◆ GOAL
Collect all lines from the records below that include the word "приборы".

◆ RECORDS PROVIDED
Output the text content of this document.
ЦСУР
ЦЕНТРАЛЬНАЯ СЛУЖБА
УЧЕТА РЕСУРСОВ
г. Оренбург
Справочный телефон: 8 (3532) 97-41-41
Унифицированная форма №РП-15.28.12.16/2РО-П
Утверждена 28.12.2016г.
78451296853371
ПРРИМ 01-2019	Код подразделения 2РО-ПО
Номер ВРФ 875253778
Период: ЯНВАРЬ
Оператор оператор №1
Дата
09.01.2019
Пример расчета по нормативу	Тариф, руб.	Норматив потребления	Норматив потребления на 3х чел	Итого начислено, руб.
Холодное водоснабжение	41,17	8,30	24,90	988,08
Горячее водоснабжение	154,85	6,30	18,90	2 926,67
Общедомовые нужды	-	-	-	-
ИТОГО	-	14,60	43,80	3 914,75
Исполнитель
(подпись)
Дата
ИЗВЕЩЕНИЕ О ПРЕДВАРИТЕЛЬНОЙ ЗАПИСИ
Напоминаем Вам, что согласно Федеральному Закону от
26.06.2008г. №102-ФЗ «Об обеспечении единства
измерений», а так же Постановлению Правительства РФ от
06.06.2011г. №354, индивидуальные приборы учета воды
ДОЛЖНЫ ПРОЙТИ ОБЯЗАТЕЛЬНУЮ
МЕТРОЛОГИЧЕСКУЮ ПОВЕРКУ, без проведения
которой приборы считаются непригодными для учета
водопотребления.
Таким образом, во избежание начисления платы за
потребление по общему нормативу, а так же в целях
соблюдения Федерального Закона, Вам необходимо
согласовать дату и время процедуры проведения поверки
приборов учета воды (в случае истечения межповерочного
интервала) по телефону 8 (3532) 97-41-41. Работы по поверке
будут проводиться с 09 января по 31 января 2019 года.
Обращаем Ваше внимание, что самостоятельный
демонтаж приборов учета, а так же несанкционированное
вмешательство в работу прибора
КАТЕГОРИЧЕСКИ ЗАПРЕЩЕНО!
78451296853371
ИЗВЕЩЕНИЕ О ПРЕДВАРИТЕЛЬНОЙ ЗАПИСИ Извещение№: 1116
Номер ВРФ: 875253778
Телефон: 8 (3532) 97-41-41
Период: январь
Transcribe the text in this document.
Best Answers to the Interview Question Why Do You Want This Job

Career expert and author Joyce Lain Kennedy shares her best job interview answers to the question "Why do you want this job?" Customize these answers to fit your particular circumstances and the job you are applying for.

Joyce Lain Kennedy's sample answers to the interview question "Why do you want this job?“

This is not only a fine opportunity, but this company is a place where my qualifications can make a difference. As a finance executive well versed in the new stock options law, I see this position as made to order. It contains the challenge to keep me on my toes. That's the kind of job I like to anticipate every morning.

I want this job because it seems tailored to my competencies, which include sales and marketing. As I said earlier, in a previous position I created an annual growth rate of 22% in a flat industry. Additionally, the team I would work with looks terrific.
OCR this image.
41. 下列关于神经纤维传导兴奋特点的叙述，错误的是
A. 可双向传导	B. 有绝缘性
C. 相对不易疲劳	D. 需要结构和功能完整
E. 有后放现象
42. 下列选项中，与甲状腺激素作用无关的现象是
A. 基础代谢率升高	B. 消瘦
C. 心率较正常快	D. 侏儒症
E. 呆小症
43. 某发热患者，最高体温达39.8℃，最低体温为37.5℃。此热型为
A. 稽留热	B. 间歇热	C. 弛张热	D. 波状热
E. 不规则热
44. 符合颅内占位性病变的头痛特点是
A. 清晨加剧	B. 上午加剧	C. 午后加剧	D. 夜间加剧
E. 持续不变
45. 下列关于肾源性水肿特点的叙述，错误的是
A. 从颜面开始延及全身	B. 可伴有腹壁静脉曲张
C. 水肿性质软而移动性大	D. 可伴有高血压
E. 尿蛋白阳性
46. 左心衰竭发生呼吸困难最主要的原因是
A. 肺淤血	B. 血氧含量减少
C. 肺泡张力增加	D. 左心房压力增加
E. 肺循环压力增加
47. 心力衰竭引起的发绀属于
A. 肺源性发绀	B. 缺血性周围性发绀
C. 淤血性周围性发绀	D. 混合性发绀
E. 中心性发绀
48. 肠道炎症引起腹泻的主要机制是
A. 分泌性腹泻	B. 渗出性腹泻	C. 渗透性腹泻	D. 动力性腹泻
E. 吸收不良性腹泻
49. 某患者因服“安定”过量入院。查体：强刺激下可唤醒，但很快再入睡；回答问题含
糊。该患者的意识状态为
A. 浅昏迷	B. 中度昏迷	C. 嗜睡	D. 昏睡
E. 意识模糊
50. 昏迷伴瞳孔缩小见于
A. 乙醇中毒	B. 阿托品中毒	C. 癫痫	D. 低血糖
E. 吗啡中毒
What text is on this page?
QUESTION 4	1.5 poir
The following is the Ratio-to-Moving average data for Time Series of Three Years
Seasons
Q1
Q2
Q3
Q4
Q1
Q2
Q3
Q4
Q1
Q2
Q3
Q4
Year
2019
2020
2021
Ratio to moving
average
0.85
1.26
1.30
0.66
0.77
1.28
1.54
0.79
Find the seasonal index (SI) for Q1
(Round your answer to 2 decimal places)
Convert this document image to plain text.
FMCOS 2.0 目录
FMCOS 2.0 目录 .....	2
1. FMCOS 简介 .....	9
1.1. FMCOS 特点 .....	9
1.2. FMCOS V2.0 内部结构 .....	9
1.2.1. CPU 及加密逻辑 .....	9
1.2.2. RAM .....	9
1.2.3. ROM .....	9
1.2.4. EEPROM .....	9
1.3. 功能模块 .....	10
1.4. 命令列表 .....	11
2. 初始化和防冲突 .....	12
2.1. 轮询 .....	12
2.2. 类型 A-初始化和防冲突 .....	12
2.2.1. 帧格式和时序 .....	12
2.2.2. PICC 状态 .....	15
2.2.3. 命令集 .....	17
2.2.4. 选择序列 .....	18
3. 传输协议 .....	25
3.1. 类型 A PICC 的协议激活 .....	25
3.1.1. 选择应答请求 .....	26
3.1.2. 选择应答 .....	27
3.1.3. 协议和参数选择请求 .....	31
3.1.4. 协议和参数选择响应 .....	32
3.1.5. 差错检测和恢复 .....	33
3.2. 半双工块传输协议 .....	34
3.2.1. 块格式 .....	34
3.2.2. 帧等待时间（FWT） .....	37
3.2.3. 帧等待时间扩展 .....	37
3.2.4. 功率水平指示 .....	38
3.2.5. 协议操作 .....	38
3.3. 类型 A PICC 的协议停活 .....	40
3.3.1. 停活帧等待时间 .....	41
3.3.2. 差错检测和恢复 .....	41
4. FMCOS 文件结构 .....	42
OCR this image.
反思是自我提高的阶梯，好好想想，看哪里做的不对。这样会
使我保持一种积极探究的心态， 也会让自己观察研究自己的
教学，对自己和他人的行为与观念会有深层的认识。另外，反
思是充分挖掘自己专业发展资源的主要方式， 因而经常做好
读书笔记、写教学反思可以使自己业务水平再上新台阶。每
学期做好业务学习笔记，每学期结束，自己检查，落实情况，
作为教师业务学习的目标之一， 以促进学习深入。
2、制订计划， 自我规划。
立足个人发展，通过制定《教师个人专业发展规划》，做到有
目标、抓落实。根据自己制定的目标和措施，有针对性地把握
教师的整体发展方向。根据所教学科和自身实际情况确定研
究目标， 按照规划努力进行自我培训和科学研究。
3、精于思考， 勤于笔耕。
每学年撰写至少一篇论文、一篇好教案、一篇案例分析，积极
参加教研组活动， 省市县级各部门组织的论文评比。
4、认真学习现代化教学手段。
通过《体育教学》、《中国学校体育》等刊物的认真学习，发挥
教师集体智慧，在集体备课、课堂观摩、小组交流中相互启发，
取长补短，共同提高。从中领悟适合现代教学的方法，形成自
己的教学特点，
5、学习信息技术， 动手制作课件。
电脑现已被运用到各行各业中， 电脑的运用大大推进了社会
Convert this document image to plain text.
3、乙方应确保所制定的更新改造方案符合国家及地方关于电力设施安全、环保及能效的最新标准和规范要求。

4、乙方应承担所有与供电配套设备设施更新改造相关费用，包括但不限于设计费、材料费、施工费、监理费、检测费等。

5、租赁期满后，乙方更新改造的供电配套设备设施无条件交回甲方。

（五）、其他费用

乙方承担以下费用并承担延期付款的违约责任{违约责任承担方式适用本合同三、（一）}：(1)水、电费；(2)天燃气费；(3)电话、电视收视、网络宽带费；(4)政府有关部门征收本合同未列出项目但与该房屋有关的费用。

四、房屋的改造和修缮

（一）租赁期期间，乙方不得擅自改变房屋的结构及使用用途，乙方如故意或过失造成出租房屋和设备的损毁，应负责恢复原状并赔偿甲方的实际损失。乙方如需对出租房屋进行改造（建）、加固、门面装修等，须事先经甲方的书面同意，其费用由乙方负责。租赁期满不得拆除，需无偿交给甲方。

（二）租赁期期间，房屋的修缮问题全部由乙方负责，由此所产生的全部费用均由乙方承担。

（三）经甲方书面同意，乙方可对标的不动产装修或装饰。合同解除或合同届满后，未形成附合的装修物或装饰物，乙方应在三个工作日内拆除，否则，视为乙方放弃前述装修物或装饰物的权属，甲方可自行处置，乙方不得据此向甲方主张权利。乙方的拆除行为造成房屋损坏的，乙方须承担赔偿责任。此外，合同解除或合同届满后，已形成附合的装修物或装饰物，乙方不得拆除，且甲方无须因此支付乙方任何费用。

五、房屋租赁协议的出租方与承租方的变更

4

◆ TASK SOLUTION
06.06.2011г. №354, индивидуальные приборы учета воды
которой приборы считаются непригодными для учета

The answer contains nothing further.